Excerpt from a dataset
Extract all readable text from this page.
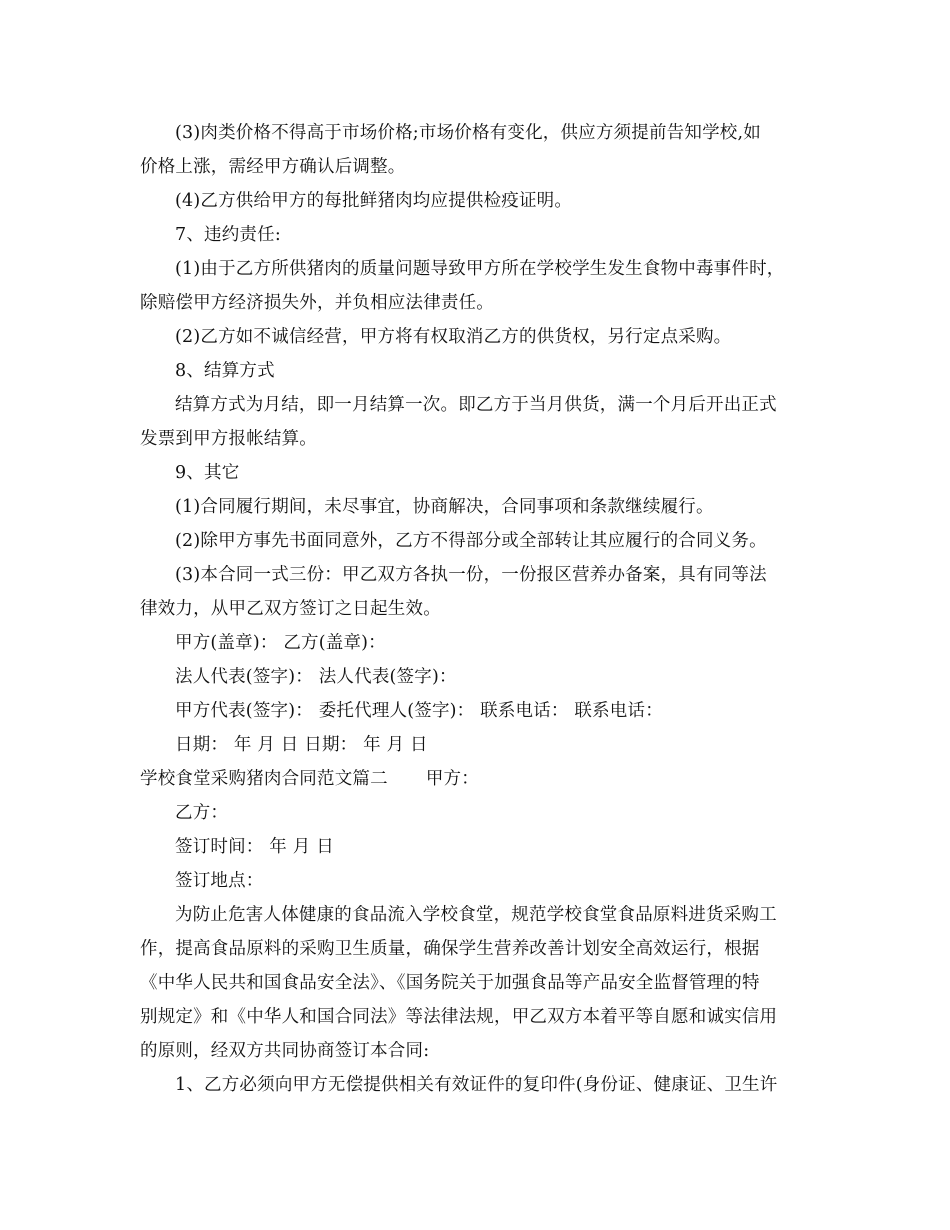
(3)肉类价格不得高于市场价格;市场价格有变化，供应方须提前告知学校,如
价格上涨，需经甲方确认后调整。
(4)乙方供给甲方的每批鲜猪肉均应提供检疫证明。
7、违约责任:
(1)由于乙方所供猪肉的质量问题导致甲方所在学校学生发生食物中毒事件时，
除赔偿甲方经济损失外，并负相应法律责任。
(2)乙方如不诚信经营，甲方将有权取消乙方的供货权，另行定点采购。
8、结算方式
结算方式为月结，即一月结算一次。即乙方于当月供货，满一个月后开出正式
发票到甲方报帐结算。
9、其它
(1)合同履行期间，未尽事宜，协商解决，合同事项和条款继续履行。
(2)除甲方事先书面同意外，乙方不得部分或全部转让其应履行的合同义务。
(3)本合同一式三份：甲乙双方各执一份，一份报区营养办备案，具有同等法
律效力，从甲乙双方签订之日起生效。
甲方(盖章)： 乙方(盖章)：
法人代表(签字)： 法人代表(签字)：
甲方代表(签字)： 委托代理人(签字)： 联系电话： 联系电话：
日期： 年 月 日 日期： 年 月 日
学校食堂采购猪肉合同范文篇二 甲方：
乙方：
签订时间： 年 月 日
签订地点：
为防止危害人体健康的食品流入学校食堂，规范学校食堂食品原料进货采购工
作，提高食品原料的采购卫生质量，确保学生营养改善计划安全高效运行，根据
《中华人民共和国食品安全法》、《国务院关于加强食品等产品安全监督管理的特
别规定》和《中华人和国合同法》等法律法规，甲乙双方本着平等自愿和诚实信用
的原则，经双方共同协商签订本合同:
1、乙方必须向甲方无偿提供相关有效证件的复印件(身份证、健康证、卫生许
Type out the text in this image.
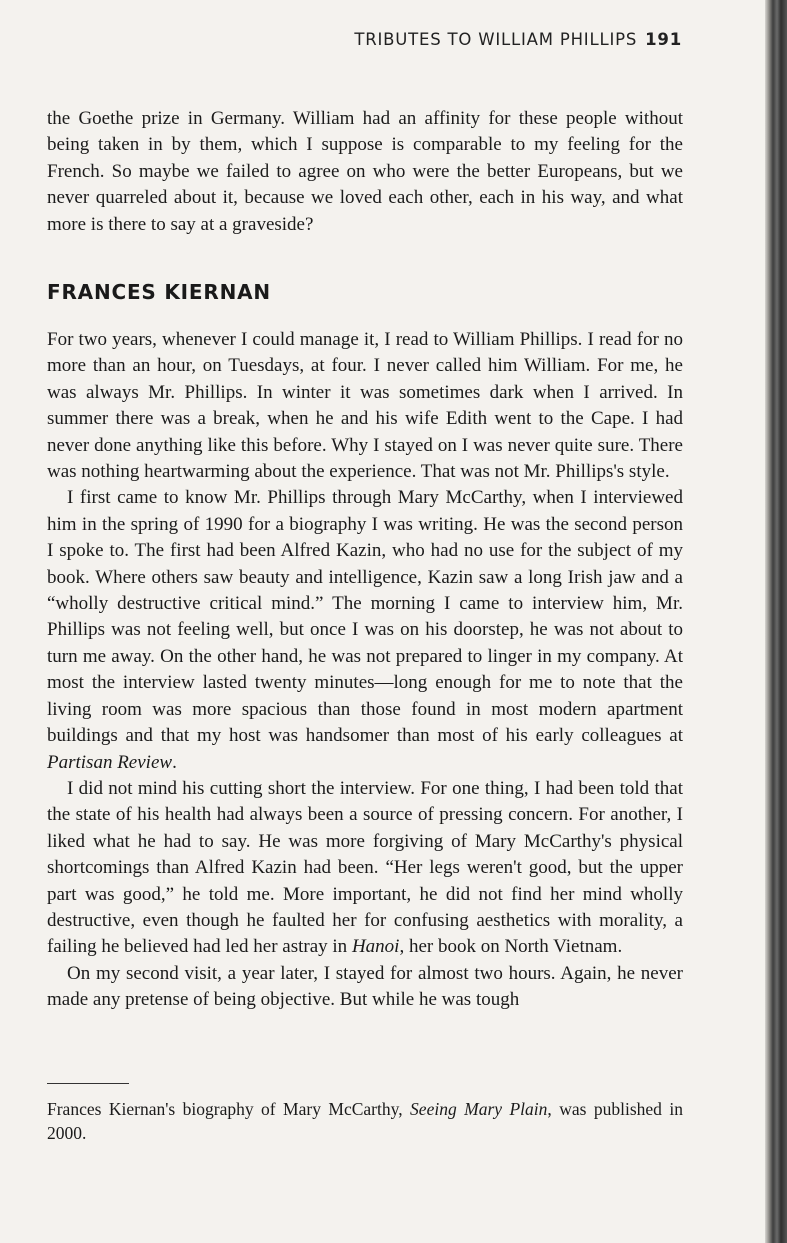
TRIBUTES TO WILLIAM PHILLIPS 191

the Goethe prize in Germany. William had an affinity for these people without being taken in by them, which I suppose is comparable to my feeling for the French. So maybe we failed to agree on who were the better Europeans, but we never quarreled about it, because we loved each other, each in his way, and what more is there to say at a graveside?

FRANCES KIERNAN

For two years, whenever I could manage it, I read to William Phillips. I read for no more than an hour, on Tuesdays, at four. I never called him William. For me, he was always Mr. Phillips. In winter it was sometimes dark when I arrived. In summer there was a break, when he and his wife Edith went to the Cape. I had never done anything like this before. Why I stayed on I was never quite sure. There was nothing heartwarming about the experience. That was not Mr. Phillips's style.

I first came to know Mr. Phillips through Mary McCarthy, when I interviewed him in the spring of 1990 for a biography I was writing. He was the second person I spoke to. The first had been Alfred Kazin, who had no use for the subject of my book. Where others saw beauty and intelligence, Kazin saw a long Irish jaw and a “wholly destructive critical mind.” The morning I came to interview him, Mr. Phillips was not feeling well, but once I was on his doorstep, he was not about to turn me away. On the other hand, he was not prepared to linger in my company. At most the interview lasted twenty minutes—long enough for me to note that the living room was more spacious than those found in most modern apartment buildings and that my host was handsomer than most of his early colleagues at Partisan Review.

I did not mind his cutting short the interview. For one thing, I had been told that the state of his health had always been a source of pressing concern. For another, I liked what he had to say. He was more forgiving of Mary McCarthy's physical shortcomings than Alfred Kazin had been. “Her legs weren't good, but the upper part was good,” he told me. More important, he did not find her mind wholly destructive, even though he faulted her for confusing aesthetics with morality, a failing he believed had led her astray in Hanoi, her book on North Vietnam.

On my second visit, a year later, I stayed for almost two hours. Again, he never made any pretense of being objective. But while he was tough

Frances Kiernan's biography of Mary McCarthy, Seeing Mary Plain, was published in 2000.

### REQUIRED TASK
Transcribe every record above exactly as written, leaving out any pictures.

### THE RESPONSE
Extract all readable text from this page.
(3)肉类价格不得高于市场价格;市场价格有变化，供应方须提前告知学校,如
价格上涨，需经甲方确认后调整。
(4)乙方供给甲方的每批鲜猪肉均应提供检疫证明。
7、违约责任:
(1)由于乙方所供猪肉的质量问题导致甲方所在学校学生发生食物中毒事件时，
除赔偿甲方经济损失外，并负相应法律责任。
(2)乙方如不诚信经营，甲方将有权取消乙方的供货权，另行定点采购。
8、结算方式
结算方式为月结，即一月结算一次。即乙方于当月供货，满一个月后开出正式
发票到甲方报帐结算。
9、其它
(1)合同履行期间，未尽事宜，协商解决，合同事项和条款继续履行。
(2)除甲方事先书面同意外，乙方不得部分或全部转让其应履行的合同义务。
(3)本合同一式三份：甲乙双方各执一份，一份报区营养办备案，具有同等法
律效力，从甲乙双方签订之日起生效。
甲方(盖章)： 乙方(盖章)：
法人代表(签字)： 法人代表(签字)：
甲方代表(签字)： 委托代理人(签字)： 联系电话： 联系电话：
日期： 年 月 日 日期： 年 月 日
学校食堂采购猪肉合同范文篇二 甲方：
乙方：
签订时间： 年 月 日
签订地点：
为防止危害人体健康的食品流入学校食堂，规范学校食堂食品原料进货采购工
作，提高食品原料的采购卫生质量，确保学生营养改善计划安全高效运行，根据
《中华人民共和国食品安全法》、《国务院关于加强食品等产品安全监督管理的特
别规定》和《中华人和国合同法》等法律法规，甲乙双方本着平等自愿和诚实信用
的原则，经双方共同协商签订本合同:
1、乙方必须向甲方无偿提供相关有效证件的复印件(身份证、健康证、卫生许
Type out the text in this image.
TRIBUTES TO WILLIAM PHILLIPS 191

the Goethe prize in Germany. William had an affinity for these people without being taken in by them, which I suppose is comparable to my feeling for the French. So maybe we failed to agree on who were the better Europeans, but we never quarreled about it, because we loved each other, each in his way, and what more is there to say at a graveside?

FRANCES KIERNAN

For two years, whenever I could manage it, I read to William Phillips. I read for no more than an hour, on Tuesdays, at four. I never called him William. For me, he was always Mr. Phillips. In winter it was sometimes dark when I arrived. In summer there was a break, when he and his wife Edith went to the Cape. I had never done anything like this before. Why I stayed on I was never quite sure. There was nothing heartwarming about the experience. That was not Mr. Phillips's style.

I first came to know Mr. Phillips through Mary McCarthy, when I interviewed him in the spring of 1990 for a biography I was writing. He was the second person I spoke to. The first had been Alfred Kazin, who had no use for the subject of my book. Where others saw beauty and intelligence, Kazin saw a long Irish jaw and a “wholly destructive critical mind.” The morning I came to interview him, Mr. Phillips was not feeling well, but once I was on his doorstep, he was not about to turn me away. On the other hand, he was not prepared to linger in my company. At most the interview lasted twenty minutes—long enough for me to note that the living room was more spacious than those found in most modern apartment buildings and that my host was handsomer than most of his early colleagues at Partisan Review.

I did not mind his cutting short the interview. For one thing, I had been told that the state of his health had always been a source of pressing concern. For another, I liked what he had to say. He was more forgiving of Mary McCarthy's physical shortcomings than Alfred Kazin had been. “Her legs weren't good, but the upper part was good,” he told me. More important, he did not find her mind wholly destructive, even though he faulted her for confusing aesthetics with morality, a failing he believed had led her astray in Hanoi, her book on North Vietnam.

On my second visit, a year later, I stayed for almost two hours. Again, he never made any pretense of being objective. But while he was tough

Frances Kiernan's biography of Mary McCarthy, Seeing Mary Plain, was published in 2000.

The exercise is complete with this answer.